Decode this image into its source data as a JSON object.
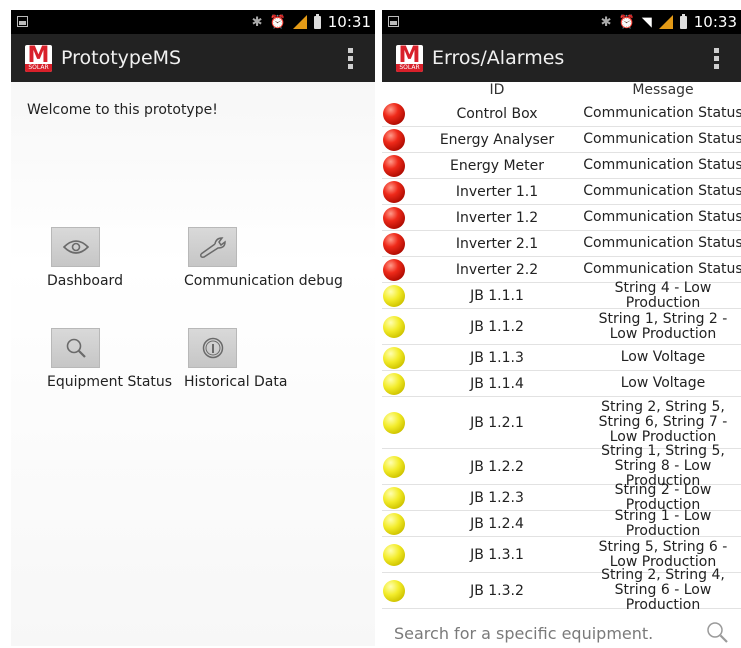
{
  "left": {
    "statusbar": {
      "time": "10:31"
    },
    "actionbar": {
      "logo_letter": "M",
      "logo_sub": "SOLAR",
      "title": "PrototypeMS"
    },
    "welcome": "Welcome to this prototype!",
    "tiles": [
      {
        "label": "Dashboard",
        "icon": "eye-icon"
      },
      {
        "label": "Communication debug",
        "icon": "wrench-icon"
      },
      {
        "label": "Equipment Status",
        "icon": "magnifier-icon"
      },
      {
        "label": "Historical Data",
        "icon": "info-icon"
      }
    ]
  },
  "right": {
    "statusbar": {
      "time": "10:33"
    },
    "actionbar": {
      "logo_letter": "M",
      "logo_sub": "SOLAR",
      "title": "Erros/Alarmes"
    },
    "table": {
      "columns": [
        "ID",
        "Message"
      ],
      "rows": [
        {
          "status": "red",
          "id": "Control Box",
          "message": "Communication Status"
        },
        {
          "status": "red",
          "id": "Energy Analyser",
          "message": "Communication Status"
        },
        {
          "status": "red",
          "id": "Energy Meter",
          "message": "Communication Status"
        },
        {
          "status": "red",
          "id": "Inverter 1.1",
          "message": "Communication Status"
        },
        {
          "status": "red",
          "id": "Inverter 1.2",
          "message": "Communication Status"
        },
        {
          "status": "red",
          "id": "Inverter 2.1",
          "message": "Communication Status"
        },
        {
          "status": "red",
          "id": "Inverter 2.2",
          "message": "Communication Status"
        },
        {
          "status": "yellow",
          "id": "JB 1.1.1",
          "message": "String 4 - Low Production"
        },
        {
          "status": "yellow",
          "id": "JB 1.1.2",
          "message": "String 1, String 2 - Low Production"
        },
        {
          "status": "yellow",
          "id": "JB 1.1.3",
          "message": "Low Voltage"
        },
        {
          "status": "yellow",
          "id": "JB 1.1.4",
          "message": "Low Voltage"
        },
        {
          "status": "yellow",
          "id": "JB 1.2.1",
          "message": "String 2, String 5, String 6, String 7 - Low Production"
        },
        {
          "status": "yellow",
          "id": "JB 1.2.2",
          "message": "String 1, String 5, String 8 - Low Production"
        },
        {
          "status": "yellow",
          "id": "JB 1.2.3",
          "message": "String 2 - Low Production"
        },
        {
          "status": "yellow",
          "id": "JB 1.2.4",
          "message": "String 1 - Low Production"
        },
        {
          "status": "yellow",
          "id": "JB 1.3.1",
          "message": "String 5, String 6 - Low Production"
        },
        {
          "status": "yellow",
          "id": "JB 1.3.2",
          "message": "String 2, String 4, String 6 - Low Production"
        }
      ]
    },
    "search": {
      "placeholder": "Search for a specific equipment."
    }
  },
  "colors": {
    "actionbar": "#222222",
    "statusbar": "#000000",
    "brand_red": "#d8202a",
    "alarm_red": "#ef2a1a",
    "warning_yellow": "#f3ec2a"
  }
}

• • • • • • •

- [STATED GOAL]:
Copy the records exactly. Skip the pictures.

- [EXERCISE SOLUTION]:
Decode this image into its source data as a JSON object.
{
  "left": {
    "statusbar": {
      "time": "10:31"
    },
    "actionbar": {
      "logo_letter": "M",
      "logo_sub": "SOLAR",
      "title": "PrototypeMS"
    },
    "welcome": "Welcome to this prototype!",
    "tiles": [
      {
        "label": "Dashboard",
        "icon": "eye-icon"
      },
      {
        "label": "Communication debug",
        "icon": "wrench-icon"
      },
      {
        "label": "Equipment Status",
        "icon": "magnifier-icon"
      },
      {
        "label": "Historical Data",
        "icon": "info-icon"
      }
    ]
  },
  "right": {
    "statusbar": {
      "time": "10:33"
    },
    "actionbar": {
      "logo_letter": "M",
      "logo_sub": "SOLAR",
      "title": "Erros/Alarmes"
    },
    "table": {
      "columns": [
        "ID",
        "Message"
      ],
      "rows": [
        {
          "status": "red",
          "id": "Control Box",
          "message": "Communication Status"
        },
        {
          "status": "red",
          "id": "Energy Analyser",
          "message": "Communication Status"
        },
        {
          "status": "red",
          "id": "Energy Meter",
          "message": "Communication Status"
        },
        {
          "status": "red",
          "id": "Inverter 1.1",
          "message": "Communication Status"
        },
        {
          "status": "red",
          "id": "Inverter 1.2",
          "message": "Communication Status"
        },
        {
          "status": "red",
          "id": "Inverter 2.1",
          "message": "Communication Status"
        },
        {
          "status": "red",
          "id": "Inverter 2.2",
          "message": "Communication Status"
        },
        {
          "status": "yellow",
          "id": "JB 1.1.1",
          "message": "String 4 - Low Production"
        },
        {
          "status": "yellow",
          "id": "JB 1.1.2",
          "message": "String 1, String 2 - Low Production"
        },
        {
          "status": "yellow",
          "id": "JB 1.1.3",
          "message": "Low Voltage"
        },
        {
          "status": "yellow",
          "id": "JB 1.1.4",
          "message": "Low Voltage"
        },
        {
          "status": "yellow",
          "id": "JB 1.2.1",
          "message": "String 2, String 5, String 6, String 7 - Low Production"
        },
        {
          "status": "yellow",
          "id": "JB 1.2.2",
          "message": "String 1, String 5, String 8 - Low Production"
        },
        {
          "status": "yellow",
          "id": "JB 1.2.3",
          "message": "String 2 - Low Production"
        },
        {
          "status": "yellow",
          "id": "JB 1.2.4",
          "message": "String 1 - Low Production"
        },
        {
          "status": "yellow",
          "id": "JB 1.3.1",
          "message": "String 5, String 6 - Low Production"
        },
        {
          "status": "yellow",
          "id": "JB 1.3.2",
          "message": "String 2, String 4, String 6 - Low Production"
        }
      ]
    },
    "search": {
      "placeholder": "Search for a specific equipment."
    }
  },
  "colors": {
    "actionbar": "#222222",
    "statusbar": "#000000",
    "brand_red": "#d8202a",
    "alarm_red": "#ef2a1a",
    "warning_yellow": "#f3ec2a"
  }
}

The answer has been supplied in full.